List every line in this data where the string "content" occurs.

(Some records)

☆ ☆ ☆

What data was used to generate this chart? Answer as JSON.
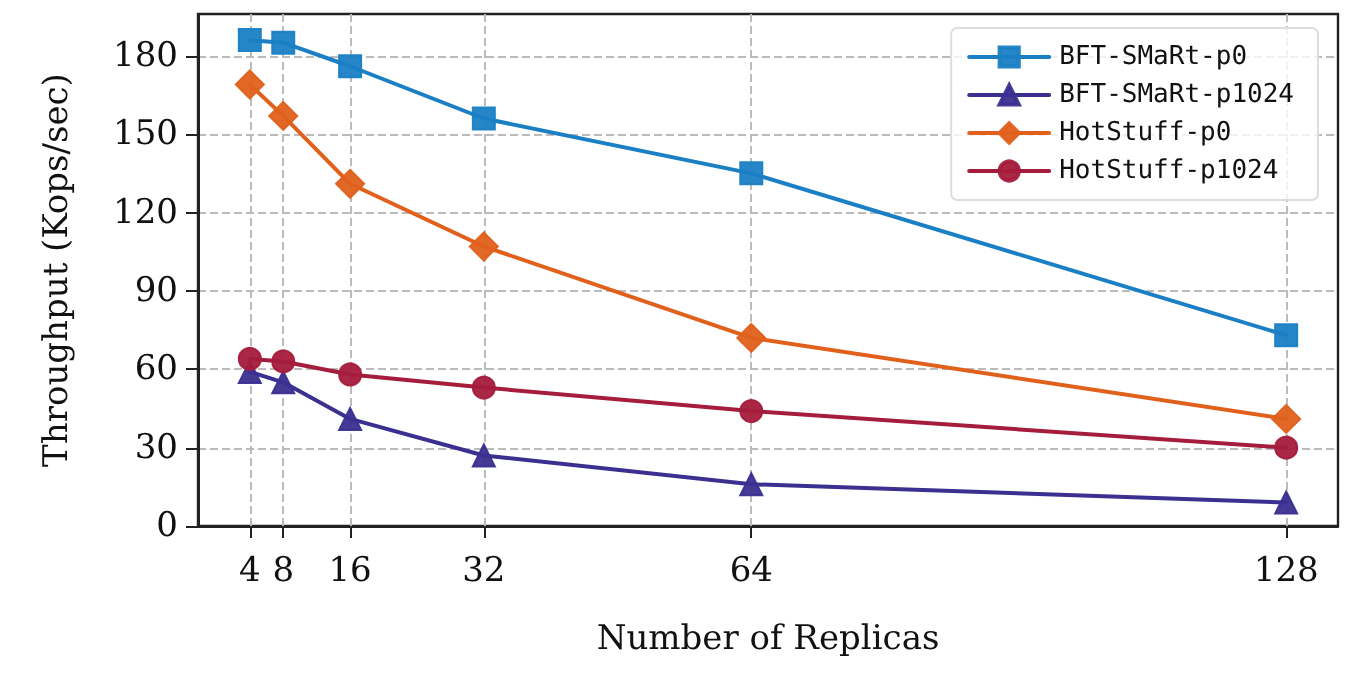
{
  "chart_data": {
    "type": "line",
    "xlabel": "Number of Replicas",
    "ylabel": "Throughput (Kops/sec)",
    "x": [
      4,
      8,
      16,
      32,
      64,
      128
    ],
    "series": [
      {
        "name": "BFT-SMaRt-p0",
        "color": "#1a7fc4",
        "marker": "square",
        "values": [
          186,
          185,
          176,
          156,
          135,
          73
        ]
      },
      {
        "name": "BFT-SMaRt-p1024",
        "color": "#3b2f90",
        "marker": "triangle",
        "values": [
          59,
          55,
          41,
          27,
          16,
          9
        ]
      },
      {
        "name": "HotStuff-p0",
        "color": "#e0601c",
        "marker": "diamond",
        "values": [
          169,
          157,
          131,
          107,
          72,
          41
        ]
      },
      {
        "name": "HotStuff-p1024",
        "color": "#a51c3c",
        "marker": "circle",
        "values": [
          64,
          63,
          58,
          53,
          44,
          30
        ]
      }
    ],
    "xlim": [
      -2.2,
      134.2
    ],
    "xticks": [
      4,
      8,
      16,
      32,
      64,
      128
    ],
    "ylim": [
      0,
      196
    ],
    "yticks": [
      0,
      30,
      60,
      90,
      120,
      150,
      180
    ],
    "grid": true,
    "legend": "top right",
    "line_style": "solid"
  }
}
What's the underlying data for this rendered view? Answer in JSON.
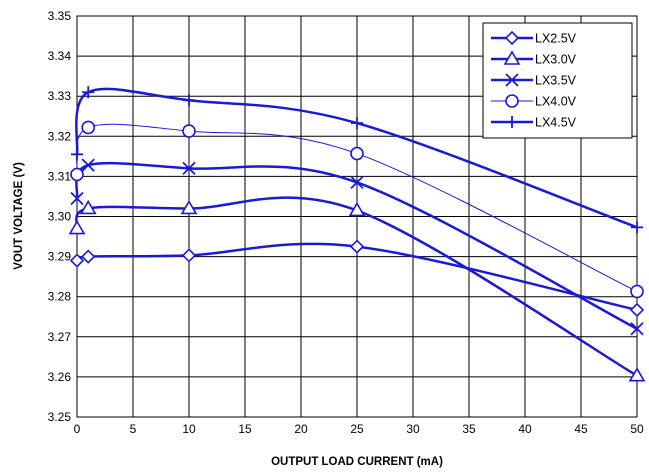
{
  "chart_data": {
    "type": "line",
    "title": "",
    "xlabel": "OUTPUT LOAD CURRENT (mA)",
    "ylabel": "VOUT VOLTAGE (V)",
    "x_ticks": [
      "0",
      "5",
      "10",
      "15",
      "20",
      "25",
      "30",
      "35",
      "40",
      "45",
      "50"
    ],
    "y_ticks": [
      "3.25",
      "3.26",
      "3.27",
      "3.28",
      "3.29",
      "3.30",
      "3.31",
      "3.32",
      "3.33",
      "3.34",
      "3.35"
    ],
    "xlim": [
      0,
      50
    ],
    "ylim": [
      3.25,
      3.35
    ],
    "grid": true,
    "legend_position": "top-right",
    "line_color": "#1a1ad6",
    "series": [
      {
        "name": "LX2.5V",
        "marker": "diamond",
        "x": [
          0,
          1,
          10,
          25,
          50
        ],
        "y": [
          3.289,
          3.29,
          3.2903,
          3.2925,
          3.2767
        ]
      },
      {
        "name": "LX3.0V",
        "marker": "triangle",
        "x": [
          0,
          1,
          10,
          25,
          50
        ],
        "y": [
          3.297,
          3.302,
          3.302,
          3.3015,
          3.2603
        ]
      },
      {
        "name": "LX3.5V",
        "marker": "x",
        "x": [
          0,
          1,
          10,
          25,
          50
        ],
        "y": [
          3.3045,
          3.3128,
          3.312,
          3.3085,
          3.272
        ]
      },
      {
        "name": "LX4.0V",
        "marker": "circle",
        "x": [
          0,
          1,
          10,
          25,
          50
        ],
        "y": [
          3.3105,
          3.3222,
          3.3213,
          3.3157,
          3.2813
        ]
      },
      {
        "name": "LX4.5V",
        "marker": "plus",
        "x": [
          0,
          1,
          10,
          25,
          50
        ],
        "y": [
          3.3155,
          3.331,
          3.329,
          3.3233,
          3.2973
        ]
      }
    ]
  }
}
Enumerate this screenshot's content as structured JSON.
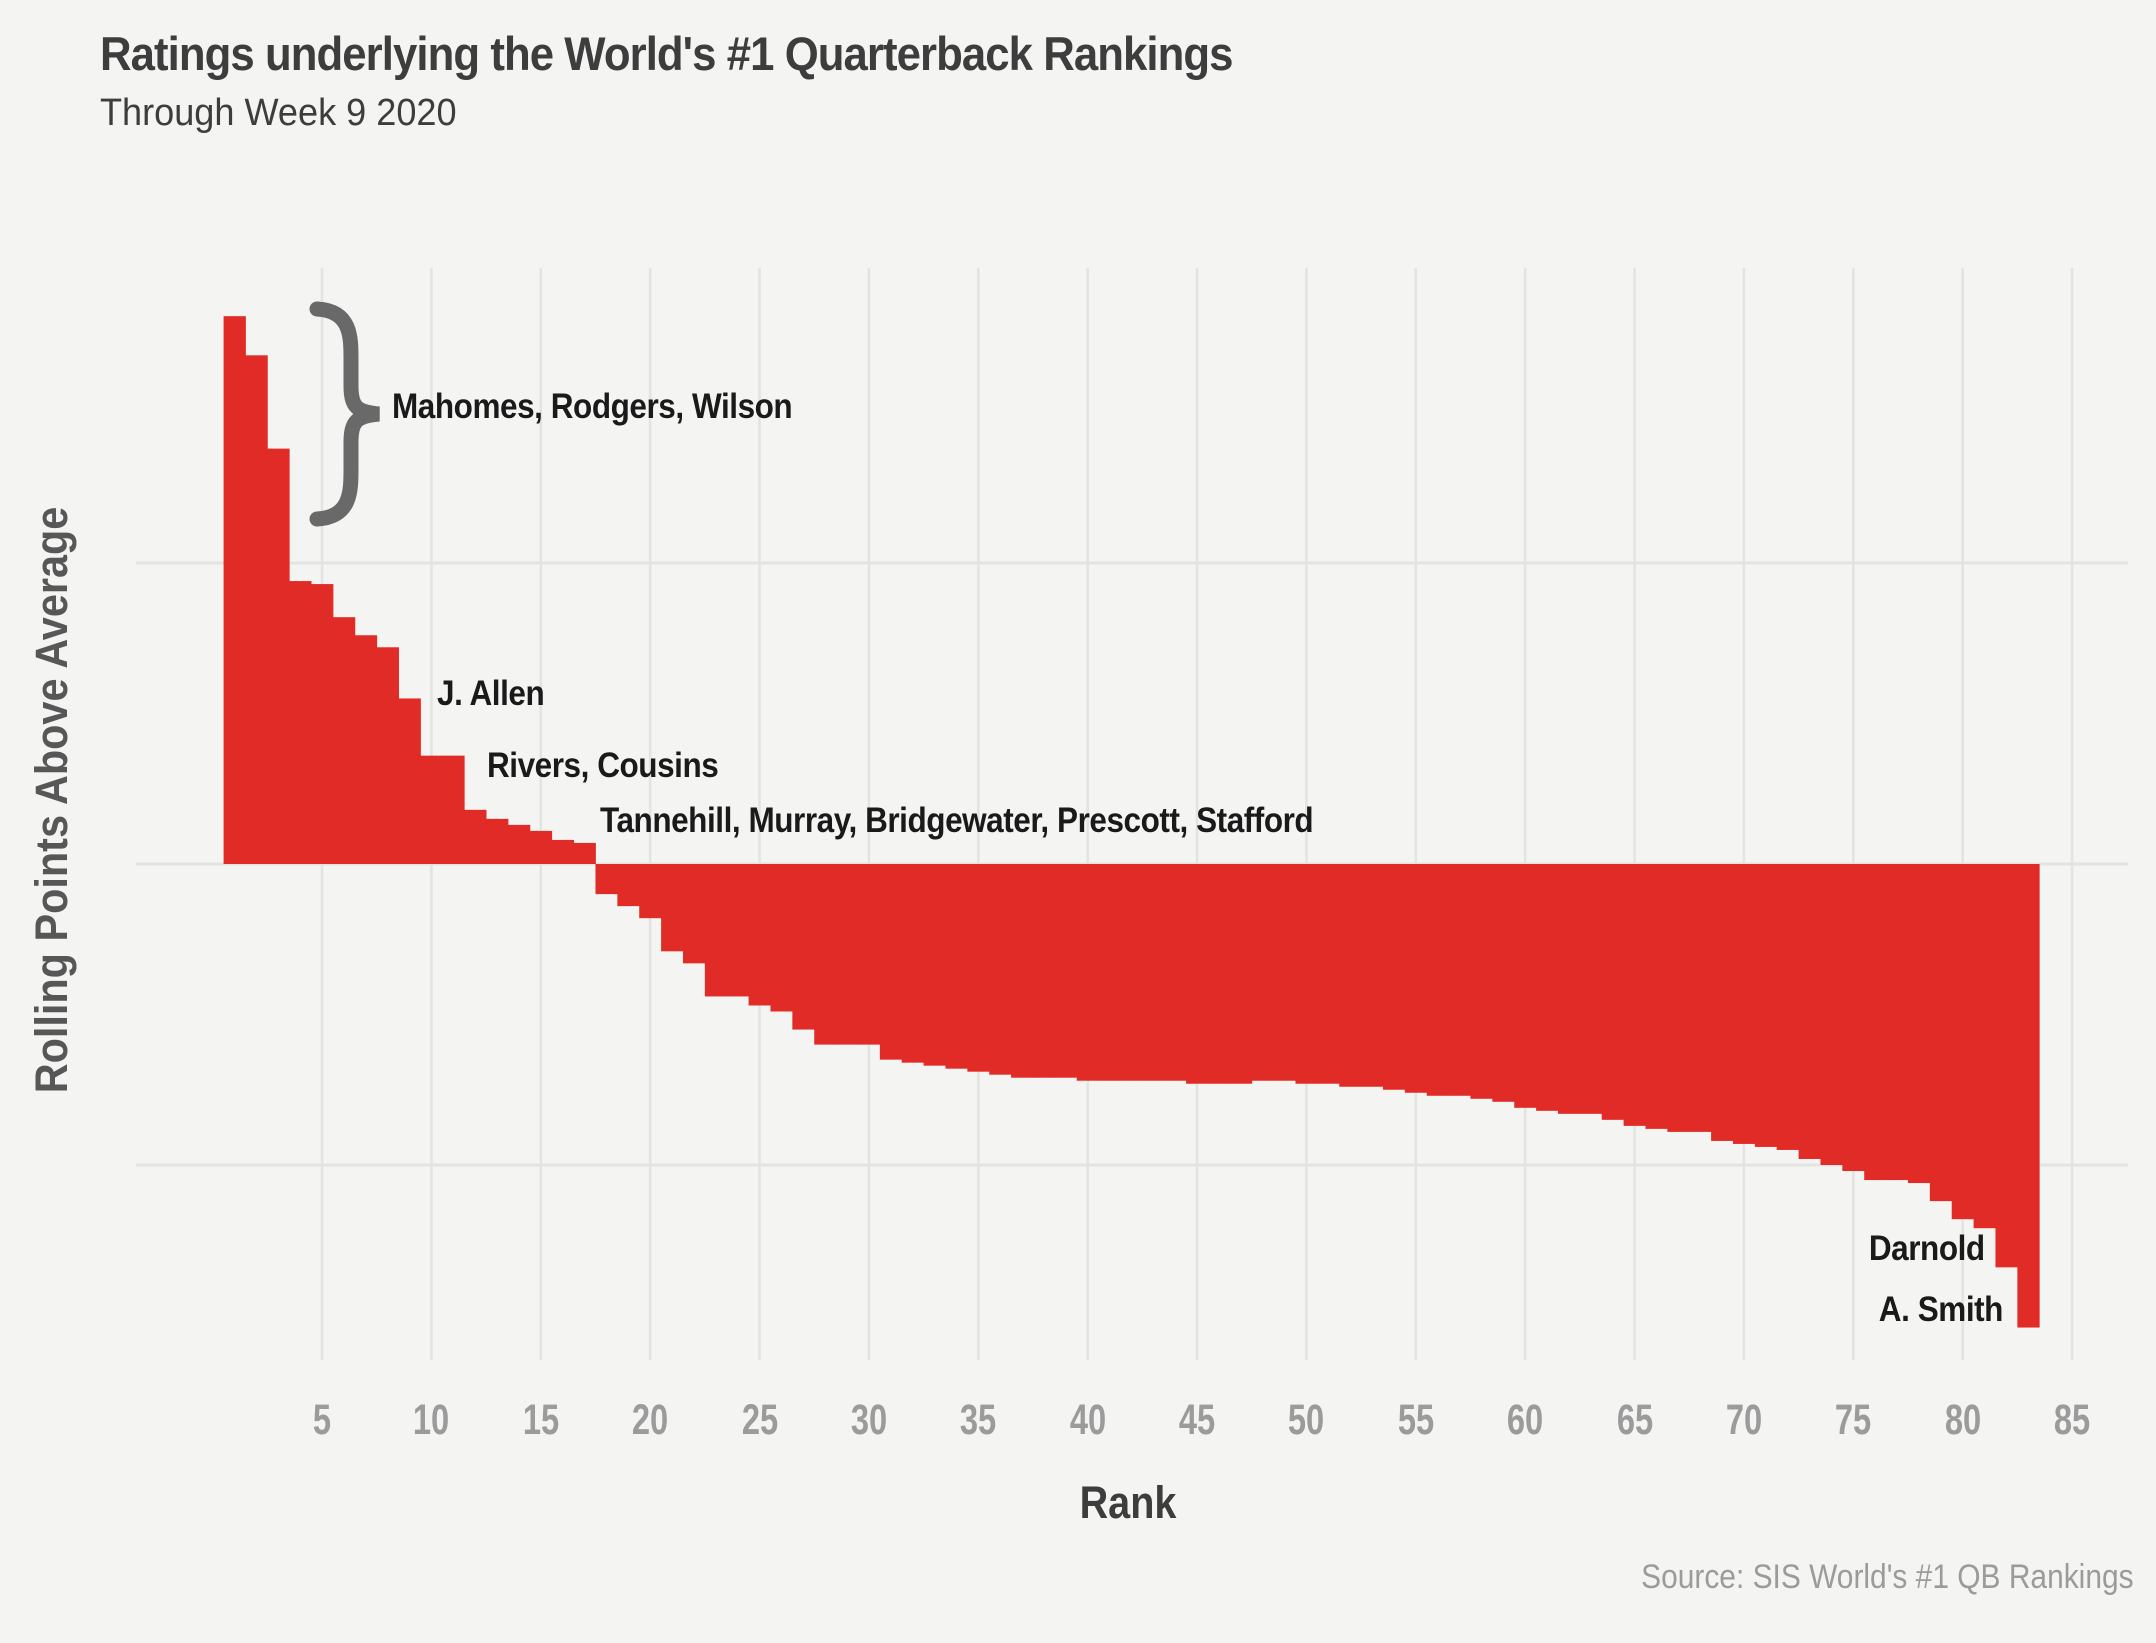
{
  "page": {
    "title": "Ratings underlying the World's #1 Quarterback Rankings",
    "subtitle": "Through Week 9 2020",
    "source": "Source: SIS World's #1 QB Rankings"
  },
  "axes": {
    "x_label": "Rank",
    "y_label": "Rolling Points Above Average"
  },
  "annotations": {
    "top3": {
      "text": "Mahomes, Rodgers, Wilson"
    },
    "allen": {
      "text": "J. Allen"
    },
    "rivers": {
      "text": "Rivers, Cousins"
    },
    "mid_group": {
      "text": "Tannehill, Murray, Bridgewater, Prescott, Stafford"
    },
    "darnold": {
      "text": "Darnold"
    },
    "smith": {
      "text": "A. Smith"
    }
  },
  "colors": {
    "bar": "#e12b26",
    "background": "#f4f4f2",
    "grid": "#e3e3e1",
    "brace": "#696969",
    "tick_label": "#9b9b9b",
    "title": "#3d3d3d",
    "annotation": "#1a1a1a",
    "axis_title": "#575757",
    "source": "#9b9b9b"
  },
  "chart_data": {
    "type": "bar",
    "title": "Ratings underlying the World's #1 Quarterback Rankings",
    "subtitle": "Through Week 9 2020",
    "xlabel": "Rank",
    "ylabel": "Rolling Points Above Average",
    "source": "Source: SIS World's #1 QB Rankings",
    "x_ticks": [
      5,
      10,
      15,
      20,
      25,
      30,
      35,
      40,
      45,
      50,
      55,
      60,
      65,
      70,
      75,
      80,
      85
    ],
    "xlim": [
      0.5,
      85.5
    ],
    "ylim": [
      -1.65,
      1.98
    ],
    "y_axis_tick_labels": "none (y axis intentionally unlabeled)",
    "values_unit": "horizontal-gridline spacings above/below the zero line",
    "horizontal_gridlines_at": [
      1,
      0,
      -1
    ],
    "grid": "on",
    "legend": "none",
    "n_bars": 83,
    "ranks_start_at": 1,
    "values": [
      1.82,
      1.69,
      1.38,
      0.94,
      0.93,
      0.82,
      0.76,
      0.72,
      0.55,
      0.36,
      0.36,
      0.18,
      0.15,
      0.13,
      0.11,
      0.08,
      0.07,
      -0.1,
      -0.14,
      -0.18,
      -0.29,
      -0.33,
      -0.44,
      -0.44,
      -0.47,
      -0.49,
      -0.55,
      -0.6,
      -0.6,
      -0.6,
      -0.65,
      -0.66,
      -0.67,
      -0.68,
      -0.69,
      -0.7,
      -0.71,
      -0.71,
      -0.71,
      -0.72,
      -0.72,
      -0.72,
      -0.72,
      -0.72,
      -0.73,
      -0.73,
      -0.73,
      -0.72,
      -0.72,
      -0.73,
      -0.73,
      -0.74,
      -0.74,
      -0.75,
      -0.76,
      -0.77,
      -0.77,
      -0.78,
      -0.79,
      -0.81,
      -0.82,
      -0.83,
      -0.83,
      -0.85,
      -0.87,
      -0.88,
      -0.89,
      -0.89,
      -0.92,
      -0.93,
      -0.94,
      -0.95,
      -0.98,
      -1.0,
      -1.02,
      -1.05,
      -1.05,
      -1.06,
      -1.12,
      -1.18,
      -1.21,
      -1.34,
      -1.54
    ],
    "annotations": [
      {
        "text": "Mahomes, Rodgers, Wilson",
        "applies_to_ranks": [
          1,
          2,
          3
        ],
        "marker": "curly-brace"
      },
      {
        "text": "J. Allen",
        "applies_to_ranks": [
          9
        ]
      },
      {
        "text": "Rivers, Cousins",
        "applies_to_ranks": [
          10,
          11
        ]
      },
      {
        "text": "Tannehill, Murray, Bridgewater, Prescott, Stafford",
        "applies_to_ranks": [
          13,
          14,
          15,
          16,
          17
        ]
      },
      {
        "text": "Darnold",
        "applies_to_ranks": [
          82
        ]
      },
      {
        "text": "A. Smith",
        "applies_to_ranks": [
          83
        ]
      }
    ]
  }
}
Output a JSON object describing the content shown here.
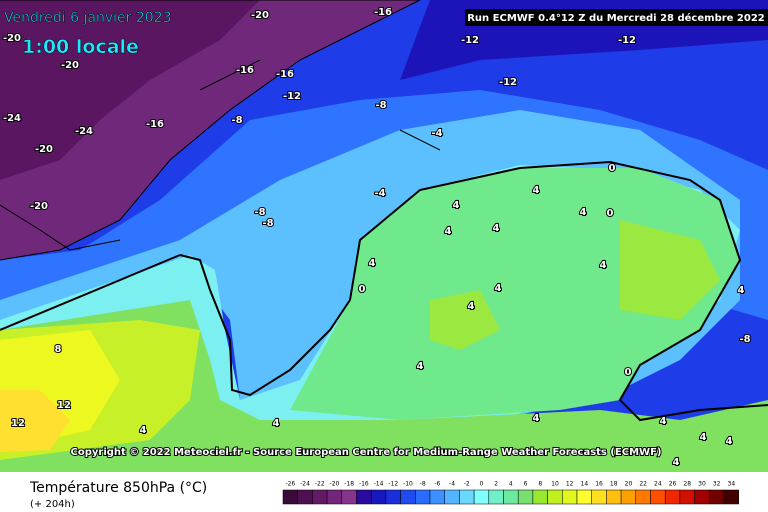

☆ ☆ ☆

- **Expected answer**
Enumerate this screenshot's content as structured JSON.
Output a JSON object describing the content shown here.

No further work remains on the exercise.